**Request A:**
In the note on the T_pq transformation, list every variable that appears on the left side of an arrow (←).
**Request B:**
In the note on the T_pq transformation, what expression does q' equal?
**Request C:**
Please carry the note on the T_pq transformation forward from its last sentence.

**Provided text:**
- - -

This was my favourite exercise so far. Calculating values of p’ and q’ was fairly easy. Applying the $$T_{pq}$$ transformation twice and factoring out a and b in each case did the trick.

$$ T_{pq} $$ is defined as:

$$ \begin{aligned} &a \leftarrow bq + aq + ap \ &b \leftarrow bp + aq \end{aligned} $$

We’re told applying $$T_{pq}$$ twice has the same effect as applying $$T_{p’q’}$$ once.

Applying $$T_{pq}$$ twice gives:

$$ a \leftarrow (bp+aq)q + (bq+aq+ap)q + (bq+aq+ap)p $$

Which can be simplified to:

$$ a \leftarrow b(2pq+q^2) + a(2pq+q^2) + a(q^2+p^2) $$

Similarly for b:

$$ \begin{aligned} &b \leftarrow (bp+aq)p + (bq+aq+ap)q \ &b \leftarrow b(p^2+q^2) + a(2pq+q^2) \end{aligned} $$

And by simple comparision, we get:

$$ \begin{aligned} &p’ \leftarrow p^2 + q^2 \ &q’ \leftarrow 2pq + q^2 \end{aligned} $$

Which can now simply be put into the fib-iter procedure.

- - -

**Material provided:**

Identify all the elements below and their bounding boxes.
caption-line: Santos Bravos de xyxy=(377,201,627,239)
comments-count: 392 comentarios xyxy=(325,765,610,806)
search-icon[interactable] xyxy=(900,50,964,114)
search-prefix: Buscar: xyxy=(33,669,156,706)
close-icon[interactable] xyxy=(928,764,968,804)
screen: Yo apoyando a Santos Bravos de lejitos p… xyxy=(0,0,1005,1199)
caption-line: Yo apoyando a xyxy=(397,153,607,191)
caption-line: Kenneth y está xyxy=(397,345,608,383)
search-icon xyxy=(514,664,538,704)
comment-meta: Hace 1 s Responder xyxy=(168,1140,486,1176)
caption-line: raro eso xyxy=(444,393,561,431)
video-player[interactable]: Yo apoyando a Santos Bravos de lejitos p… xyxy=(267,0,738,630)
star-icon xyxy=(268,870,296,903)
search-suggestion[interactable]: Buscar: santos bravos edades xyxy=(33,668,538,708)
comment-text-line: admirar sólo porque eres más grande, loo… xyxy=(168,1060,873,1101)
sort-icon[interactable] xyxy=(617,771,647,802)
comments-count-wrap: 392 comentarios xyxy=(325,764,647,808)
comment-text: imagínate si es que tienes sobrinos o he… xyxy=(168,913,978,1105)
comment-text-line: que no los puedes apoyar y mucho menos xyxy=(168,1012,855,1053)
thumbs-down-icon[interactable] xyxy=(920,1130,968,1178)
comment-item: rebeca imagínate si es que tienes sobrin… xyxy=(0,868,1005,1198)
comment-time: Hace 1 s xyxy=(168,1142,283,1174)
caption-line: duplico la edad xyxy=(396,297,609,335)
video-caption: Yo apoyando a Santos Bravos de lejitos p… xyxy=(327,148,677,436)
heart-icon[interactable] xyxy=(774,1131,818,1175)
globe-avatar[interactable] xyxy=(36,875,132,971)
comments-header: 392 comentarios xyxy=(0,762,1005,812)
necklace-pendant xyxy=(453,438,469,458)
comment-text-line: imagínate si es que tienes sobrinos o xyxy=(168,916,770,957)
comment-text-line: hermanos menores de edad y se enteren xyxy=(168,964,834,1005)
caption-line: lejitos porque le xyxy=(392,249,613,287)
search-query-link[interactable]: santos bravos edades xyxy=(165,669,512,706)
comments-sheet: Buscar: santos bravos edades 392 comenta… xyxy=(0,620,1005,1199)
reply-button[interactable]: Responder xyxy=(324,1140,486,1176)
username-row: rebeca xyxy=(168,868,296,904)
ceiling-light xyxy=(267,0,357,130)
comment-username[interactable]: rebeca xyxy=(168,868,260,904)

- - -

**Final answer A:**
a, b, p', q'

**Final answer B:**
2pq + q²

**Final answer C:**
(define (fib n)
  (fib-iter 1 0 0 1 n))

(define (fib-iter a b p q count)
  (cond ((= count 0) b)
        ((even? count)
         (fib-iter a
                   b
                   (+ (square p) (square q))
                   (+ (* 2 p q) (square q))
                   (/ count 2)))
        (else (fib-iter (+ (* b q) (* a q) (* a p))
                        (+ (* b p) (* a q))
                        p
                        q
                        (- count 1)))))

(define (square x) (* x x))